- Exercise -
Can you transcribe every entry word for word, skipping the images?
========================================
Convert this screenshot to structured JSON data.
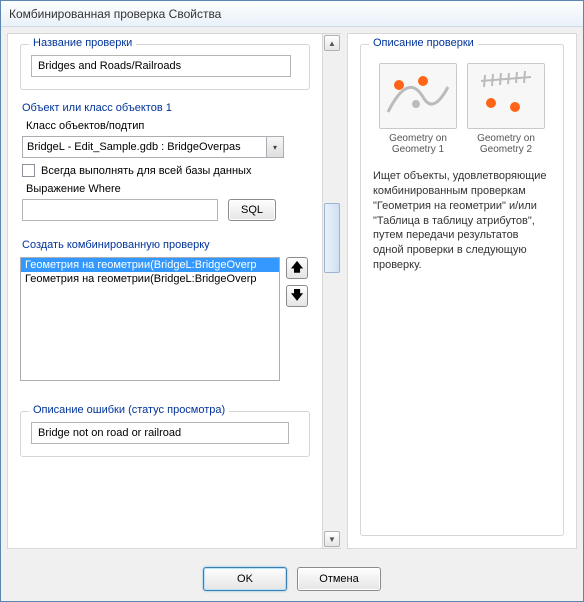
{
  "window": {
    "title": "Комбинированная проверка Свойства"
  },
  "left": {
    "check_name": {
      "label": "Название проверки",
      "value": "Bridges and Roads/Railroads"
    },
    "object_class": {
      "title": "Объект или класс объектов 1",
      "class_label": "Класс объектов/подтип",
      "combo_value": "BridgeL - Edit_Sample.gdb : BridgeOverpas",
      "always_run_label": "Всегда выполнять для всей базы данных",
      "where_label": "Выражение Where",
      "where_value": "",
      "sql_button": "SQL"
    },
    "combined": {
      "title": "Создать комбинированную проверку",
      "items": [
        "Геометрия на геометрии(BridgeL:BridgeOverp",
        "Геометрия на геометрии(BridgeL:BridgeOverp"
      ]
    },
    "error": {
      "label": "Описание ошибки (статус просмотра)",
      "value": "Bridge not on road or railroad"
    }
  },
  "right": {
    "title": "Описание проверки",
    "thumbs": [
      {
        "caption_l1": "Geometry on",
        "caption_l2": "Geometry 1"
      },
      {
        "caption_l1": "Geometry on",
        "caption_l2": "Geometry 2"
      }
    ],
    "description": "Ищет объекты, удовлетворяющие комбинированным проверкам \"Геометрия на геометрии\" и/или \"Таблица в таблицу атрибутов\", путем передачи результатов одной проверки в следующую проверку."
  },
  "footer": {
    "ok": "OK",
    "cancel": "Отмена"
  }
}
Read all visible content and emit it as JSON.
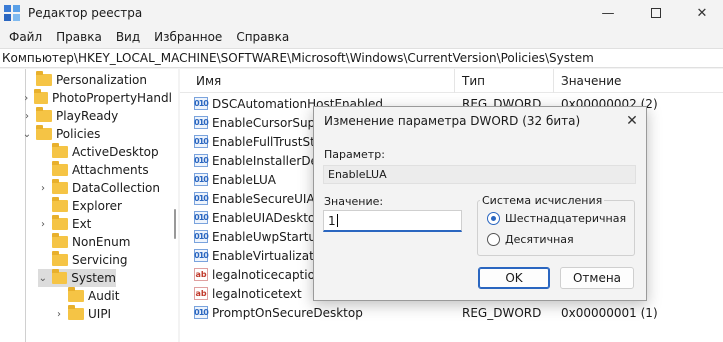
{
  "window": {
    "title": "Редактор реестра",
    "minimize": "—",
    "close": "✕"
  },
  "menu": [
    "Файл",
    "Правка",
    "Вид",
    "Избранное",
    "Справка"
  ],
  "address": "Компьютер\\HKEY_LOCAL_MACHINE\\SOFTWARE\\Microsoft\\Windows\\CurrentVersion\\Policies\\System",
  "tree": [
    {
      "label": "Personalization",
      "chevron": ""
    },
    {
      "label": "PhotoPropertyHandl",
      "chevron": "›"
    },
    {
      "label": "PlayReady",
      "chevron": "›"
    },
    {
      "label": "Policies",
      "chevron": "⌄"
    },
    {
      "label": "ActiveDesktop",
      "chevron": ""
    },
    {
      "label": "Attachments",
      "chevron": ""
    },
    {
      "label": "DataCollection",
      "chevron": "›"
    },
    {
      "label": "Explorer",
      "chevron": ""
    },
    {
      "label": "Ext",
      "chevron": "›"
    },
    {
      "label": "NonEnum",
      "chevron": ""
    },
    {
      "label": "Servicing",
      "chevron": ""
    },
    {
      "label": "System",
      "chevron": "⌄",
      "selected": true
    },
    {
      "label": "Audit",
      "chevron": ""
    },
    {
      "label": "UIPI",
      "chevron": "›"
    }
  ],
  "list": {
    "columns": {
      "name": "Имя",
      "type": "Тип",
      "data": "Значение"
    },
    "rows": [
      {
        "icon": "bin",
        "name": "DSCAutomationHostEnabled",
        "type": "REG_DWORD",
        "data": "0x00000002 (2)"
      },
      {
        "icon": "bin",
        "name": "EnableCursorSuppression",
        "type": "",
        "data": ""
      },
      {
        "icon": "bin",
        "name": "EnableFullTrustStartupTasks",
        "type": "",
        "data": ""
      },
      {
        "icon": "bin",
        "name": "EnableInstallerDetection",
        "type": "",
        "data": ""
      },
      {
        "icon": "bin",
        "name": "EnableLUA",
        "type": "",
        "data": ""
      },
      {
        "icon": "bin",
        "name": "EnableSecureUIAPaths",
        "type": "",
        "data": ""
      },
      {
        "icon": "bin",
        "name": "EnableUIADesktopToggle",
        "type": "",
        "data": ""
      },
      {
        "icon": "bin",
        "name": "EnableUwpStartupTasks",
        "type": "",
        "data": ""
      },
      {
        "icon": "bin",
        "name": "EnableVirtualization",
        "type": "",
        "data": ""
      },
      {
        "icon": "str",
        "name": "legalnoticecaption",
        "type": "",
        "data": ""
      },
      {
        "icon": "str",
        "name": "legalnoticetext",
        "type": "",
        "data": ""
      },
      {
        "icon": "bin",
        "name": "PromptOnSecureDesktop",
        "type": "REG_DWORD",
        "data": "0x00000001 (1)"
      }
    ]
  },
  "dialog": {
    "title": "Изменение параметра DWORD (32 бита)",
    "close": "✕",
    "param_label": "Параметр:",
    "param_value": "EnableLUA",
    "value_label": "Значение:",
    "value": "1",
    "base_label": "Система исчисления",
    "hex_label": "Шестнадцатеричная",
    "dec_label": "Десятичная",
    "ok": "OK",
    "cancel": "Отмена"
  },
  "icons": {
    "bin_glyph": "010",
    "str_glyph": "ab"
  },
  "colors": {
    "accent": "#2a66c0",
    "folder": "#f5c445"
  }
}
========================================
- Output -
Convert this screenshot to structured JSON data.
{
  "window": {
    "title": "Комбинированная проверка Свойства"
  },
  "left": {
    "check_name": {
      "label": "Название проверки",
      "value": "Bridges and Roads/Railroads"
    },
    "object_class": {
      "title": "Объект или класс объектов 1",
      "class_label": "Класс объектов/подтип",
      "combo_value": "BridgeL - Edit_Sample.gdb : BridgeOverpas",
      "always_run_label": "Всегда выполнять для всей базы данных",
      "where_label": "Выражение Where",
      "where_value": "",
      "sql_button": "SQL"
    },
    "combined": {
      "title": "Создать комбинированную проверку",
      "items": [
        "Геометрия на геометрии(BridgeL:BridgeOverp",
        "Геометрия на геометрии(BridgeL:BridgeOverp"
      ]
    },
    "error": {
      "label": "Описание ошибки (статус просмотра)",
      "value": "Bridge not on road or railroad"
    }
  },
  "right": {
    "title": "Описание проверки",
    "thumbs": [
      {
        "caption_l1": "Geometry on",
        "caption_l2": "Geometry 1"
      },
      {
        "caption_l1": "Geometry on",
        "caption_l2": "Geometry 2"
      }
    ],
    "description": "Ищет объекты, удовлетворяющие комбинированным проверкам \"Геометрия на геометрии\" и/или \"Таблица в таблицу атрибутов\", путем передачи результатов одной проверки в следующую проверку."
  },
  "footer": {
    "ok": "OK",
    "cancel": "Отмена"
  }
}
Read all visible content and emit it as JSON.
{
  "window": {
    "title": "Редактор реестра",
    "minimize": "—",
    "close": "✕"
  },
  "menu": [
    "Файл",
    "Правка",
    "Вид",
    "Избранное",
    "Справка"
  ],
  "address": "Компьютер\\HKEY_LOCAL_MACHINE\\SOFTWARE\\Microsoft\\Windows\\CurrentVersion\\Policies\\System",
  "tree": [
    {
      "label": "Personalization",
      "chevron": ""
    },
    {
      "label": "PhotoPropertyHandl",
      "chevron": "›"
    },
    {
      "label": "PlayReady",
      "chevron": "›"
    },
    {
      "label": "Policies",
      "chevron": "⌄"
    },
    {
      "label": "ActiveDesktop",
      "chevron": ""
    },
    {
      "label": "Attachments",
      "chevron": ""
    },
    {
      "label": "DataCollection",
      "chevron": "›"
    },
    {
      "label": "Explorer",
      "chevron": ""
    },
    {
      "label": "Ext",
      "chevron": "›"
    },
    {
      "label": "NonEnum",
      "chevron": ""
    },
    {
      "label": "Servicing",
      "chevron": ""
    },
    {
      "label": "System",
      "chevron": "⌄",
      "selected": true
    },
    {
      "label": "Audit",
      "chevron": ""
    },
    {
      "label": "UIPI",
      "chevron": "›"
    }
  ],
  "list": {
    "columns": {
      "name": "Имя",
      "type": "Тип",
      "data": "Значение"
    },
    "rows": [
      {
        "icon": "bin",
        "name": "DSCAutomationHostEnabled",
        "type": "REG_DWORD",
        "data": "0x00000002 (2)"
      },
      {
        "icon": "bin",
        "name": "EnableCursorSuppression",
        "type": "",
        "data": ""
      },
      {
        "icon": "bin",
        "name": "EnableFullTrustStartupTasks",
        "type": "",
        "data": ""
      },
      {
        "icon": "bin",
        "name": "EnableInstallerDetection",
        "type": "",
        "data": ""
      },
      {
        "icon": "bin",
        "name": "EnableLUA",
        "type": "",
        "data": ""
      },
      {
        "icon": "bin",
        "name": "EnableSecureUIAPaths",
        "type": "",
        "data": ""
      },
      {
        "icon": "bin",
        "name": "EnableUIADesktopToggle",
        "type": "",
        "data": ""
      },
      {
        "icon": "bin",
        "name": "EnableUwpStartupTasks",
        "type": "",
        "data": ""
      },
      {
        "icon": "bin",
        "name": "EnableVirtualization",
        "type": "",
        "data": ""
      },
      {
        "icon": "str",
        "name": "legalnoticecaption",
        "type": "",
        "data": ""
      },
      {
        "icon": "str",
        "name": "legalnoticetext",
        "type": "",
        "data": ""
      },
      {
        "icon": "bin",
        "name": "PromptOnSecureDesktop",
        "type": "REG_DWORD",
        "data": "0x00000001 (1)"
      }
    ]
  },
  "dialog": {
    "title": "Изменение параметра DWORD (32 бита)",
    "close": "✕",
    "param_label": "Параметр:",
    "param_value": "EnableLUA",
    "value_label": "Значение:",
    "value": "1",
    "base_label": "Система исчисления",
    "hex_label": "Шестнадцатеричная",
    "dec_label": "Десятичная",
    "ok": "OK",
    "cancel": "Отмена"
  },
  "icons": {
    "bin_glyph": "010",
    "str_glyph": "ab"
  },
  "colors": {
    "accent": "#2a66c0",
    "folder": "#f5c445"
  }
}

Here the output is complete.